■ Task objective: Repeat the data that follows in full. Do not include the pictures.
Top of Raw data
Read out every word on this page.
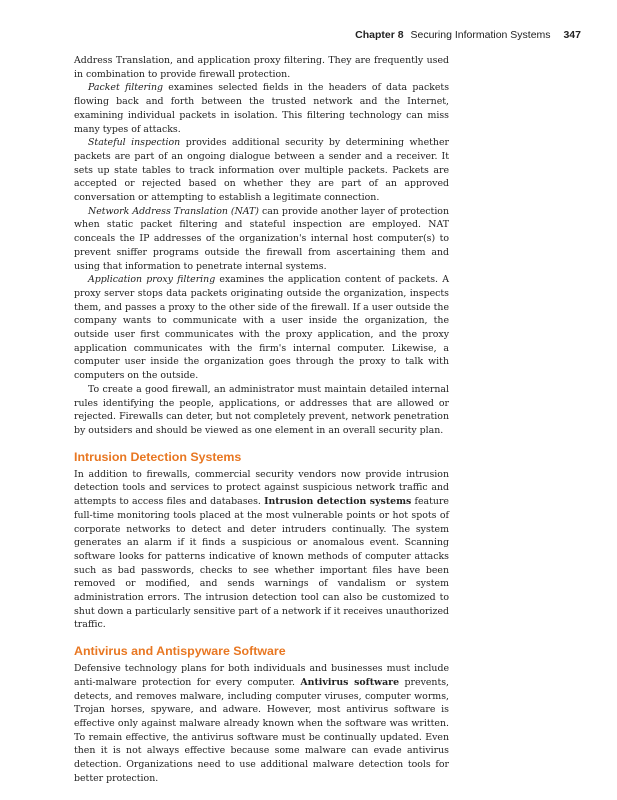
Chapter 8 Securing Information Systems 347

Address Translation, and application proxy filtering. They are frequently used in combination to provide firewall protection.

Packet filtering examines selected fields in the headers of data packets flowing back and forth between the trusted network and the Internet, examining individual packets in isolation. This filtering technology can miss many types of attacks.

Stateful inspection provides additional security by determining whether packets are part of an ongoing dialogue between a sender and a receiver. It sets up state tables to track information over multiple packets. Packets are accepted or rejected based on whether they are part of an approved conversation or attempting to establish a legitimate connection.

Network Address Translation (NAT) can provide another layer of protection when static packet filtering and stateful inspection are employed. NAT conceals the IP addresses of the organization's internal host computer(s) to prevent sniffer programs outside the firewall from ascertaining them and using that information to penetrate internal systems.

Application proxy filtering examines the application content of packets. A proxy server stops data packets originating outside the organization, inspects them, and passes a proxy to the other side of the firewall. If a user outside the company wants to communicate with a user inside the organization, the outside user first communicates with the proxy application, and the proxy application communicates with the firm's internal computer. Likewise, a computer user inside the organization goes through the proxy to talk with computers on the outside.

To create a good firewall, an administrator must maintain detailed internal rules identifying the people, applications, or addresses that are allowed or rejected. Firewalls can deter, but not completely prevent, network penetration by outsiders and should be viewed as one element in an overall security plan.

Intrusion Detection Systems

In addition to firewalls, commercial security vendors now provide intrusion detection tools and services to protect against suspicious network traffic and attempts to access files and databases. Intrusion detection systems feature full-time monitoring tools placed at the most vulnerable points or hot spots of corporate networks to detect and deter intruders continually. The system generates an alarm if it finds a suspicious or anomalous event. Scanning software looks for patterns indicative of known methods of computer attacks such as bad passwords, checks to see whether important files have been removed or modified, and sends warnings of vandalism or system administration errors. The intrusion detection tool can also be customized to shut down a particularly sensitive part of a network if it receives unauthorized traffic.

Antivirus and Antispyware Software

Defensive technology plans for both individuals and businesses must include anti-malware protection for every computer. Antivirus software prevents, detects, and removes malware, including computer viruses, computer worms, Trojan horses, spyware, and adware. However, most antivirus software is effective only against malware already known when the software was written. To remain effective, the antivirus software must be continually updated. Even then it is not always effective because some malware can evade antivirus detection. Organizations need to use additional malware detection tools for better protection.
Bottom of Raw data
■ Task solution:
Read out every word on this page.
Chapter 8 Securing Information Systems 347

Address Translation, and application proxy filtering. They are frequently used in combination to provide firewall protection.

Packet filtering examines selected fields in the headers of data packets flowing back and forth between the trusted network and the Internet, examining individual packets in isolation. This filtering technology can miss many types of attacks.

Stateful inspection provides additional security by determining whether packets are part of an ongoing dialogue between a sender and a receiver. It sets up state tables to track information over multiple packets. Packets are accepted or rejected based on whether they are part of an approved conversation or attempting to establish a legitimate connection.

Network Address Translation (NAT) can provide another layer of protection when static packet filtering and stateful inspection are employed. NAT conceals the IP addresses of the organization's internal host computer(s) to prevent sniffer programs outside the firewall from ascertaining them and using that information to penetrate internal systems.

Application proxy filtering examines the application content of packets. A proxy server stops data packets originating outside the organization, inspects them, and passes a proxy to the other side of the firewall. If a user outside the company wants to communicate with a user inside the organization, the outside user first communicates with the proxy application, and the proxy application communicates with the firm's internal computer. Likewise, a computer user inside the organization goes through the proxy to talk with computers on the outside.

To create a good firewall, an administrator must maintain detailed internal rules identifying the people, applications, or addresses that are allowed or rejected. Firewalls can deter, but not completely prevent, network penetration by outsiders and should be viewed as one element in an overall security plan.

Intrusion Detection Systems

In addition to firewalls, commercial security vendors now provide intrusion detection tools and services to protect against suspicious network traffic and attempts to access files and databases. Intrusion detection systems feature full-time monitoring tools placed at the most vulnerable points or hot spots of corporate networks to detect and deter intruders continually. The system generates an alarm if it finds a suspicious or anomalous event. Scanning software looks for patterns indicative of known methods of computer attacks such as bad passwords, checks to see whether important files have been removed or modified, and sends warnings of vandalism or system administration errors. The intrusion detection tool can also be customized to shut down a particularly sensitive part of a network if it receives unauthorized traffic.

Antivirus and Antispyware Software

Defensive technology plans for both individuals and businesses must include anti-malware protection for every computer. Antivirus software prevents, detects, and removes malware, including computer viruses, computer worms, Trojan horses, spyware, and adware. However, most antivirus software is effective only against malware already known when the software was written. To remain effective, the antivirus software must be continually updated. Even then it is not always effective because some malware can evade antivirus detection. Organizations need to use additional malware detection tools for better protection.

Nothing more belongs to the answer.